▸ **Set task**: Could you output each line of the data that follows exactly?

[Data items]
------------------------------
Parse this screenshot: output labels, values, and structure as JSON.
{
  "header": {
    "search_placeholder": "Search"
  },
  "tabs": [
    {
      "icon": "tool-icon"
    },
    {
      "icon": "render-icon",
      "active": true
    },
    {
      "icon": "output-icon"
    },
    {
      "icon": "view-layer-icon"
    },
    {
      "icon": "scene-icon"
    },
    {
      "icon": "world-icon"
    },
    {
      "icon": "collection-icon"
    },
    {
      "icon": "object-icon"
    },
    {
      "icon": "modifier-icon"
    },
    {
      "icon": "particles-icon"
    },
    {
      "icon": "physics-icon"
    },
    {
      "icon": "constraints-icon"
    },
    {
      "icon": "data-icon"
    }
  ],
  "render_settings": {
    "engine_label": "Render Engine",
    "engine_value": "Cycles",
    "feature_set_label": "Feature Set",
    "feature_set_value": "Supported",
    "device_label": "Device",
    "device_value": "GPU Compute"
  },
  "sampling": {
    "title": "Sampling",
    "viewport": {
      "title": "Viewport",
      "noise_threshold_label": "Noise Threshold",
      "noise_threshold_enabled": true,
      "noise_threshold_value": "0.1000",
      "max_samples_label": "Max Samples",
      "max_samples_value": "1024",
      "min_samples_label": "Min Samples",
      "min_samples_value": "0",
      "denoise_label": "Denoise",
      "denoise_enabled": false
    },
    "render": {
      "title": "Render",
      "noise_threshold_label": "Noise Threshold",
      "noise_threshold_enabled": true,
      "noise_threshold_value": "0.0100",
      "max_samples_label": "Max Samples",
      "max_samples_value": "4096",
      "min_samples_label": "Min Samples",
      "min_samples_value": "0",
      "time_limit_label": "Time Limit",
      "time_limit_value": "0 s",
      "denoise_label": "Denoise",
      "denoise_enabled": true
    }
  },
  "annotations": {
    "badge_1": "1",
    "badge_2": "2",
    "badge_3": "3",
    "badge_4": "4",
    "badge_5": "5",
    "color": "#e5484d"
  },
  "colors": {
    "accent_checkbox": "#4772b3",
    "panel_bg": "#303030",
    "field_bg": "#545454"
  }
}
------------------------------
▸ **Correct answer**:
Parse this screenshot: output labels, values, and structure as JSON.
{
  "header": {
    "search_placeholder": "Search"
  },
  "tabs": [
    {
      "icon": "tool-icon"
    },
    {
      "icon": "render-icon",
      "active": true
    },
    {
      "icon": "output-icon"
    },
    {
      "icon": "view-layer-icon"
    },
    {
      "icon": "scene-icon"
    },
    {
      "icon": "world-icon"
    },
    {
      "icon": "collection-icon"
    },
    {
      "icon": "object-icon"
    },
    {
      "icon": "modifier-icon"
    },
    {
      "icon": "particles-icon"
    },
    {
      "icon": "physics-icon"
    },
    {
      "icon": "constraints-icon"
    },
    {
      "icon": "data-icon"
    }
  ],
  "render_settings": {
    "engine_label": "Render Engine",
    "engine_value": "Cycles",
    "feature_set_label": "Feature Set",
    "feature_set_value": "Supported",
    "device_label": "Device",
    "device_value": "GPU Compute"
  },
  "sampling": {
    "title": "Sampling",
    "viewport": {
      "title": "Viewport",
      "noise_threshold_label": "Noise Threshold",
      "noise_threshold_enabled": true,
      "noise_threshold_value": "0.1000",
      "max_samples_label": "Max Samples",
      "max_samples_value": "1024",
      "min_samples_label": "Min Samples",
      "min_samples_value": "0",
      "denoise_label": "Denoise",
      "denoise_enabled": false
    },
    "render": {
      "title": "Render",
      "noise_threshold_label": "Noise Threshold",
      "noise_threshold_enabled": true,
      "noise_threshold_value": "0.0100",
      "max_samples_label": "Max Samples",
      "max_samples_value": "4096",
      "min_samples_label": "Min Samples",
      "min_samples_value": "0",
      "time_limit_label": "Time Limit",
      "time_limit_value": "0 s",
      "denoise_label": "Denoise",
      "denoise_enabled": true
    }
  },
  "annotations": {
    "badge_1": "1",
    "badge_2": "2",
    "badge_3": "3",
    "badge_4": "4",
    "badge_5": "5",
    "color": "#e5484d"
  },
  "colors": {
    "accent_checkbox": "#4772b3",
    "panel_bg": "#303030",
    "field_bg": "#545454"
  }
}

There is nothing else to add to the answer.